### Exercise goal
According to the journaling text, which health benefits has journaling been shown to lead to?

### Document section
══════════════════════════════

As a therapist, I encourage people to allow themselves to be more curious. And perhaps try to record this curiosity.  Pull out pen and paper or, your phone if you prefer, and ask yourself questions about you, your life, your day, your process.  Be curious about why or why not you did something and why you did it the way you did.  There’s almost always a reason, a motivation, a pull, a purpose, a function… hiding in plain sight. Being curious about yourself is “fine-and-good” but doing it alone in your own head only gets you so far; it will only get you so much benefit. It’s kind of like doing a math problem in the air, we all get lost pretty quickly. So, it’s helpful to write all this complicated stuff down so you can work with it in a more “hands on” way!

Being curious on paper, now that’s a lot like a conversation! Or, perhaps like keeping detailed notes in a field experiment. Journaling is a safe place where you can say anything, a place to “try on” different ideas, solutions or to envision various possibilities… all to yourself, right where you can benefit from it by putting solutions into action.  If you want to.  Journaling might even help you realize all the excellent reasons to NOT act right now.  Understanding the why or why not can be comforting, illuminating, a relief.  It gives you more power and insight over your own existence.  Journaling can help you develop the super-power of self-knowledge… and that leads to personal growth.

So, Why Journal? How Does It Help Exactly?

Journaling has been studied extensively and been found to be beneficial in many ways.

  • Journaling has been shown to lead to long-term improvements in mood, reduced depressive symptoms, lower blood pressure

  • Journaling helps you discover patterns in your life or your behavior through “self-observation”. Journaling helps you document your experience for future reference or analysis. You could treat your journal like they are the field notes of a scientist studying and observing an interesting subject (you!) in the wild, noticing what happens in sequence and noting the results, being curious about how things might have gone had one variable been different or a different approach been taken.

  • Journaling helps  develop more understanding, compassion and gratitude towards others, yourself, your problem solving, your struggles, and the ways you cope with life. Journaling can help you learn to listen to yourself and pay attention to your own needs and desires, like a friend gently comforting you when you are freaking out. Here is a wonderful series by Kristin Neff on how to enhance self-compassion.

  • Journaling helps you sort through moments in life that are uncomfortable, ambiguous or uncertain.  It’s a primary tool to help tolerate sitting with ambiguity (which you know the soft animal of my body loves :)

══════════════════════════════

### Dataset content
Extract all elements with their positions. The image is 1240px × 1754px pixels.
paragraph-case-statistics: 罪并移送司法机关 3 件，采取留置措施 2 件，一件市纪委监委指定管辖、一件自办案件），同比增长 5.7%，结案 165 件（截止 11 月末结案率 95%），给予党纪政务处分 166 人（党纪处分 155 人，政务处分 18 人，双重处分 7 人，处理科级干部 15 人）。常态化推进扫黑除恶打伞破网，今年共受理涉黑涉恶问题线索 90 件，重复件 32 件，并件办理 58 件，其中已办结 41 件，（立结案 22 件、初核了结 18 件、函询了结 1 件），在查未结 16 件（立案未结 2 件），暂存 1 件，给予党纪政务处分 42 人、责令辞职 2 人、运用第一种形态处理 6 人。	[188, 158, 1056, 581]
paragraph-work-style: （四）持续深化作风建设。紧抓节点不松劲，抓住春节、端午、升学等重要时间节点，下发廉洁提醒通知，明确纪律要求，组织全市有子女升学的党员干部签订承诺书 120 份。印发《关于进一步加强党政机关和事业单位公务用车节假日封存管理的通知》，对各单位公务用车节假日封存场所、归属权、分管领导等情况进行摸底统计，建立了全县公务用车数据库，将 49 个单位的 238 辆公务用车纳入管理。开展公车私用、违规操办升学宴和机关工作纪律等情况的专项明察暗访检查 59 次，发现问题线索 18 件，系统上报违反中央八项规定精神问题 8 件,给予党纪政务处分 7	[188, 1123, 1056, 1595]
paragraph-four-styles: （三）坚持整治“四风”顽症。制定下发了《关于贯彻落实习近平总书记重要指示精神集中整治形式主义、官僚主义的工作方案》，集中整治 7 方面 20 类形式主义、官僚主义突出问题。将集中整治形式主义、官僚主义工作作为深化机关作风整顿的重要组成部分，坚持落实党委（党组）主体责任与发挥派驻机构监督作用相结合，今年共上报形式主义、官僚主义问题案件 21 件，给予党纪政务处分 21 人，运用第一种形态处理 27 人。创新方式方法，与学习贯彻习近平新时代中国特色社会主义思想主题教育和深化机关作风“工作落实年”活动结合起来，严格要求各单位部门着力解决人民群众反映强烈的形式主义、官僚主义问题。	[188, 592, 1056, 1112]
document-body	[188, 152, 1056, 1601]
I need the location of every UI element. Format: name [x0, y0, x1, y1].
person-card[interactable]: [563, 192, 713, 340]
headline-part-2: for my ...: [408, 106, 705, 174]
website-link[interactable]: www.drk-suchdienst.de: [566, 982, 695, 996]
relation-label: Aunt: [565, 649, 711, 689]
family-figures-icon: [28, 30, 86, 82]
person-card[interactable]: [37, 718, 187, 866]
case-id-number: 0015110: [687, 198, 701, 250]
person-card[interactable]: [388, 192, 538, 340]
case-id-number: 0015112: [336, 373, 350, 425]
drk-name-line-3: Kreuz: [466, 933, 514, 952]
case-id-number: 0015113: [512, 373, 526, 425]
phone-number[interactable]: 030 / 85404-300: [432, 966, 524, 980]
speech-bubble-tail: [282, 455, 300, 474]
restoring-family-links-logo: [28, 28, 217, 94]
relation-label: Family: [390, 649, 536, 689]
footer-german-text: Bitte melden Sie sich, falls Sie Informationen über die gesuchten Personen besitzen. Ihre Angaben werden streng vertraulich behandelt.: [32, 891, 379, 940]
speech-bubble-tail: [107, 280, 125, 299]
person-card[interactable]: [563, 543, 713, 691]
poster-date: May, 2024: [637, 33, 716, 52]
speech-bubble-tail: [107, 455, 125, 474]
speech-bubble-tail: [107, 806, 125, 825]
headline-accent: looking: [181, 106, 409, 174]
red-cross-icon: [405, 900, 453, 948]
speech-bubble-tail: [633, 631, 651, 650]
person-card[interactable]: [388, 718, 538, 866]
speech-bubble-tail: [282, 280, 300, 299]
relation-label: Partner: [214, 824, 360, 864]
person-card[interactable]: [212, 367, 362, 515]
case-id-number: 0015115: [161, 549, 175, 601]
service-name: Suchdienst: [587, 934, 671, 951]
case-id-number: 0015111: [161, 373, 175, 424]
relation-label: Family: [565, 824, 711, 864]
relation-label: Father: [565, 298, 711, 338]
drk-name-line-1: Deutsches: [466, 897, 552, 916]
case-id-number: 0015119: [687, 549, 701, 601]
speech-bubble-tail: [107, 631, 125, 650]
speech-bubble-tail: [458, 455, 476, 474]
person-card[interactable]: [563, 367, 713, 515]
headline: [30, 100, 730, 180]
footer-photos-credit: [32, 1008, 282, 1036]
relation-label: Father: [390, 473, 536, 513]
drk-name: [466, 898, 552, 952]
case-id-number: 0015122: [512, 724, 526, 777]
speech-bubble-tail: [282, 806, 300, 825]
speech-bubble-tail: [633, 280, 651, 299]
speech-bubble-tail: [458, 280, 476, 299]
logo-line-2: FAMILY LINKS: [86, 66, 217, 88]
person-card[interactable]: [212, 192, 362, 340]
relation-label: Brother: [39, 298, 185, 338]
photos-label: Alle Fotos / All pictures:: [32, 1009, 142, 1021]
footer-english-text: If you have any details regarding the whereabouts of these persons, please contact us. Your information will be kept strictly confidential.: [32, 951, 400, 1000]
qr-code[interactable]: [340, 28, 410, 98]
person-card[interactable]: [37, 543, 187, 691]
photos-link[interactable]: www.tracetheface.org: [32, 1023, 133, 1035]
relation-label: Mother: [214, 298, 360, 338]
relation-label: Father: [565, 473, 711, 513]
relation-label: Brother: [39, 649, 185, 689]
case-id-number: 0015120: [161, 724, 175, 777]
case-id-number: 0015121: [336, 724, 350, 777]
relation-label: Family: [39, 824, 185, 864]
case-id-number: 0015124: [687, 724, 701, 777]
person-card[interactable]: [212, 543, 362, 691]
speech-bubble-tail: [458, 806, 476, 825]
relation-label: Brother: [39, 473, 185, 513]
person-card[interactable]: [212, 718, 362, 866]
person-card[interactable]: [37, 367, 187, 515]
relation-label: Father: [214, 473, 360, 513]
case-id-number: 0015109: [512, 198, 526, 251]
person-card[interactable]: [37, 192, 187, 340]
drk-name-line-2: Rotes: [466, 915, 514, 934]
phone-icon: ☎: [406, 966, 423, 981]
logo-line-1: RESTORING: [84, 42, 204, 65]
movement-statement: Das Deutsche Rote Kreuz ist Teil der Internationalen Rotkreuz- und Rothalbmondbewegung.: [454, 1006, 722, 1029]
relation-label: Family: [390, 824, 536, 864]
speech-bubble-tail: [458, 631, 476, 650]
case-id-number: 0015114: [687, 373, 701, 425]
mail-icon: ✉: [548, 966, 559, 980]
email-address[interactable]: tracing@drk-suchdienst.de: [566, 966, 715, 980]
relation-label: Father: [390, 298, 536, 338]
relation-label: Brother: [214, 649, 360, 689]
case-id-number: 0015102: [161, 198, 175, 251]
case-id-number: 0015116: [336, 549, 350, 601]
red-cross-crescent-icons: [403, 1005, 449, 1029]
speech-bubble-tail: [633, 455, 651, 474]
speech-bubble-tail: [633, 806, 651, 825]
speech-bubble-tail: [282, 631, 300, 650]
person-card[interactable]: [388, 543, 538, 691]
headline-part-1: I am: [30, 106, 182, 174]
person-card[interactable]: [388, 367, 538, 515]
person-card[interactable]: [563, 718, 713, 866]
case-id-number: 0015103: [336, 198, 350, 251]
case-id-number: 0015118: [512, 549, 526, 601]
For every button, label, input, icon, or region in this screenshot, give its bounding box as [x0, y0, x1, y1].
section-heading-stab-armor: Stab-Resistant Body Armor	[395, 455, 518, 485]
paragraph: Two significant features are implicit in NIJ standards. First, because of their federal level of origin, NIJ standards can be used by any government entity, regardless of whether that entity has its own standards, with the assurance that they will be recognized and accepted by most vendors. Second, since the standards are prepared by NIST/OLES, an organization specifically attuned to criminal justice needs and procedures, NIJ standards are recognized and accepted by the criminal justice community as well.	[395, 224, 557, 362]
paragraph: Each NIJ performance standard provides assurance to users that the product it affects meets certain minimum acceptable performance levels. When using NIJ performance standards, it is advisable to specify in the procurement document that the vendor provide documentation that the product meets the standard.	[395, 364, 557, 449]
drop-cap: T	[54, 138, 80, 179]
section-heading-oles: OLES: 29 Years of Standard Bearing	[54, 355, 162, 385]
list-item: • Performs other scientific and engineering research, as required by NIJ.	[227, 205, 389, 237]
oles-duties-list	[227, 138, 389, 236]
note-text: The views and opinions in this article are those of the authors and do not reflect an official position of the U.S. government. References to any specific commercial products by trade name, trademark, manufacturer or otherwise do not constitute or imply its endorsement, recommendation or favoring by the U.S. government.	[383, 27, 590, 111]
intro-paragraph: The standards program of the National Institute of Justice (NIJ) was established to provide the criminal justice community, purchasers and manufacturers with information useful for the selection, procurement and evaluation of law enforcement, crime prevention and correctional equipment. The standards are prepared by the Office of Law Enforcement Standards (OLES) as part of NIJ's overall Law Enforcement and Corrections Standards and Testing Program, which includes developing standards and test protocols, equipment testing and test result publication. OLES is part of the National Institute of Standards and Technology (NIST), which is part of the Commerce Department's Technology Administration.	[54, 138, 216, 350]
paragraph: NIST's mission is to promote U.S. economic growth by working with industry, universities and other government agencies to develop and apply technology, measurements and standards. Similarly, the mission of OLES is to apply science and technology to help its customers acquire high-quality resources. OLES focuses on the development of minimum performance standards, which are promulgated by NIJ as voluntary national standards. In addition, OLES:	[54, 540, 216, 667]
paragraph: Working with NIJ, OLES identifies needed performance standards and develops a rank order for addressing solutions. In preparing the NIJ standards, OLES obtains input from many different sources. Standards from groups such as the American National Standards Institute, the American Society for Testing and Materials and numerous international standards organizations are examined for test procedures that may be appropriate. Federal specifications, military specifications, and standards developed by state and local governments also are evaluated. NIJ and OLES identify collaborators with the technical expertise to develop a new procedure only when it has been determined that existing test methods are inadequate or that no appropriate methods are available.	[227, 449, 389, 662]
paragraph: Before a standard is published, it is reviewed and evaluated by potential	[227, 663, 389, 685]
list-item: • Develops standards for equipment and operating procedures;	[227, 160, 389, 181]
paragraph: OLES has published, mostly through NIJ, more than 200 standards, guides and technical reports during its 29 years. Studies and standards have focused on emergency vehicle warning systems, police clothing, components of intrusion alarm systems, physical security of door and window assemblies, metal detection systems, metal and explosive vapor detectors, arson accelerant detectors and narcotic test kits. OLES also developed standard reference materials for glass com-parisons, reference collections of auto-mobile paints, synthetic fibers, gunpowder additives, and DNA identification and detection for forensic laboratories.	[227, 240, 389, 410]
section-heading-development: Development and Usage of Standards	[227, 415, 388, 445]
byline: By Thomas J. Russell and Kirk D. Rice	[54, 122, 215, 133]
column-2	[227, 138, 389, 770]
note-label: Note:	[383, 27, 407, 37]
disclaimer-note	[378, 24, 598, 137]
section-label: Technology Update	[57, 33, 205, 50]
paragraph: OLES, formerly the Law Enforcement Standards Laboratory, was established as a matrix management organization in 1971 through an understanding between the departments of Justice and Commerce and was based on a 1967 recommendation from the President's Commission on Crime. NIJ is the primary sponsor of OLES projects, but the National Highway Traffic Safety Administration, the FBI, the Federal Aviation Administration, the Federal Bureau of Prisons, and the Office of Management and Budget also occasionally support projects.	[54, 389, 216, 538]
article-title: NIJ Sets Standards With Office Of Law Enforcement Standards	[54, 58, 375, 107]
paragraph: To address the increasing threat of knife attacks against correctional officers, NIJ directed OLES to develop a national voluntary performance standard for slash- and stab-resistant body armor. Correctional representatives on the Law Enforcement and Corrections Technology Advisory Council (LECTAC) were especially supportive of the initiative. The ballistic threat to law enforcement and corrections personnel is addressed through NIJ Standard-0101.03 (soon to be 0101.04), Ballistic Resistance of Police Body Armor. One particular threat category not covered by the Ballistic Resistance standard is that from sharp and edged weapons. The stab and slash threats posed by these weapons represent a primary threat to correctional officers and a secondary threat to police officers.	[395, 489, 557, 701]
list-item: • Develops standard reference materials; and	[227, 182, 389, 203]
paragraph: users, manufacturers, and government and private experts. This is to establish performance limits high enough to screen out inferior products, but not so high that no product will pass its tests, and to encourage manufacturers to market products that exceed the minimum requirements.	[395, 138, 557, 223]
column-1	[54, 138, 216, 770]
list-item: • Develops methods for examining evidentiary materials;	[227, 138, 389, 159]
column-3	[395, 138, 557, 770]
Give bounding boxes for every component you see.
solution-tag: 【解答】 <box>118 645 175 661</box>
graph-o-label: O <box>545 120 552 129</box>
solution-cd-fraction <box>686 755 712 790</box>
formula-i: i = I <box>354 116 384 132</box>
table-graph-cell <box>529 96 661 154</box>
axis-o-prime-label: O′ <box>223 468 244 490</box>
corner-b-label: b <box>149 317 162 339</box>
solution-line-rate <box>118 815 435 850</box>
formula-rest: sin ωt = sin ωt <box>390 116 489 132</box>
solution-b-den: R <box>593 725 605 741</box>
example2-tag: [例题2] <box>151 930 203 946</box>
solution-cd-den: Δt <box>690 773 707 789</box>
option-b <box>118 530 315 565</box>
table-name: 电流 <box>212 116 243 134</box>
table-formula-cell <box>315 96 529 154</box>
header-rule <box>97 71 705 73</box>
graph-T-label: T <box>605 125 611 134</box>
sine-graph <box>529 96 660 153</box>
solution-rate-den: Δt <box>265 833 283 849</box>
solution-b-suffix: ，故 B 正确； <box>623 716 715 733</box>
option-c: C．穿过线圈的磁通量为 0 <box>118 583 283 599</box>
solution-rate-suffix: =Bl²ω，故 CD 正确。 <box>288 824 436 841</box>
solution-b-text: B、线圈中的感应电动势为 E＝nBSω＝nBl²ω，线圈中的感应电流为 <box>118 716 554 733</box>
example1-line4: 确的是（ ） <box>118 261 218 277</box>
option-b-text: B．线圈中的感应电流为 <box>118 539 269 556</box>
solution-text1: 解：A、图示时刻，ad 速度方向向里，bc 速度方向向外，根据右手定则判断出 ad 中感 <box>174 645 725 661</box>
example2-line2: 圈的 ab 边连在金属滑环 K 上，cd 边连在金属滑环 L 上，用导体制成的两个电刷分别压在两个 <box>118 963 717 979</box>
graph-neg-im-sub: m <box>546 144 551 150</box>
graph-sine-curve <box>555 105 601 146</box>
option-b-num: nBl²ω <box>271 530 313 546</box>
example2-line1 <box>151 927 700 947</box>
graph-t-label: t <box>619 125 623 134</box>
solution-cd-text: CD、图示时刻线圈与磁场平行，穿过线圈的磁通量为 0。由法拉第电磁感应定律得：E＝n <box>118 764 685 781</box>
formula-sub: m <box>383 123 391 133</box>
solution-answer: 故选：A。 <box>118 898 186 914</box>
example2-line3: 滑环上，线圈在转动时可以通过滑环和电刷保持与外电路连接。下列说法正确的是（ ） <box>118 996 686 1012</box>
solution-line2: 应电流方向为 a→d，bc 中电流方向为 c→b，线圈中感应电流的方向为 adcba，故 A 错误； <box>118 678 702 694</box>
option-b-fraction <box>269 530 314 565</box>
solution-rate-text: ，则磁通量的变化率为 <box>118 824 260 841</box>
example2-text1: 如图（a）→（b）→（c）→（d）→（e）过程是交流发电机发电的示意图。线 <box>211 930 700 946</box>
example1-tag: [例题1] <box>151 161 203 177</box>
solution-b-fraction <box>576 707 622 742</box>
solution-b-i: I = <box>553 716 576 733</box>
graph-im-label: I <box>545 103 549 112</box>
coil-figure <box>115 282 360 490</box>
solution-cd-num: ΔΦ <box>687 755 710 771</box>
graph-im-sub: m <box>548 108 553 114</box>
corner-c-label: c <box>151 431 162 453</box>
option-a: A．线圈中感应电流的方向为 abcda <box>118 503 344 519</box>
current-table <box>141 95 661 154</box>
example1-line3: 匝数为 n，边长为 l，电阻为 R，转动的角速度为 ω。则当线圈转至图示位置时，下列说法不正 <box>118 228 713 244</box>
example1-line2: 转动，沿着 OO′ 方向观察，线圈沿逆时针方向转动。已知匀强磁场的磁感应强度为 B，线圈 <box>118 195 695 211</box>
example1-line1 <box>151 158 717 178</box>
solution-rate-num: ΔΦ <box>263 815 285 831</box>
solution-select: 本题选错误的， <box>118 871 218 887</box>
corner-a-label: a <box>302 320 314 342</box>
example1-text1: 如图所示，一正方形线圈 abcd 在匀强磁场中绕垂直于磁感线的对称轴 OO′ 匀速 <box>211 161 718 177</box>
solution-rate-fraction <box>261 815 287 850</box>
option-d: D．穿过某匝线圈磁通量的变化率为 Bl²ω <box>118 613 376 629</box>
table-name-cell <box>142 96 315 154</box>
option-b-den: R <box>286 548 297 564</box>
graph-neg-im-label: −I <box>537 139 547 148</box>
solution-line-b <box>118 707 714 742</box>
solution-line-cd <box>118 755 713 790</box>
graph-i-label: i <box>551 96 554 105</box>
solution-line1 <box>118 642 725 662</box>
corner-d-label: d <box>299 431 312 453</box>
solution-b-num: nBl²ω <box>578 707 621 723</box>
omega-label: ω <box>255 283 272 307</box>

══════════════════════════════

### Response area
Long-term improvements in mood, reduced depressive symptoms, and lower blood pressure.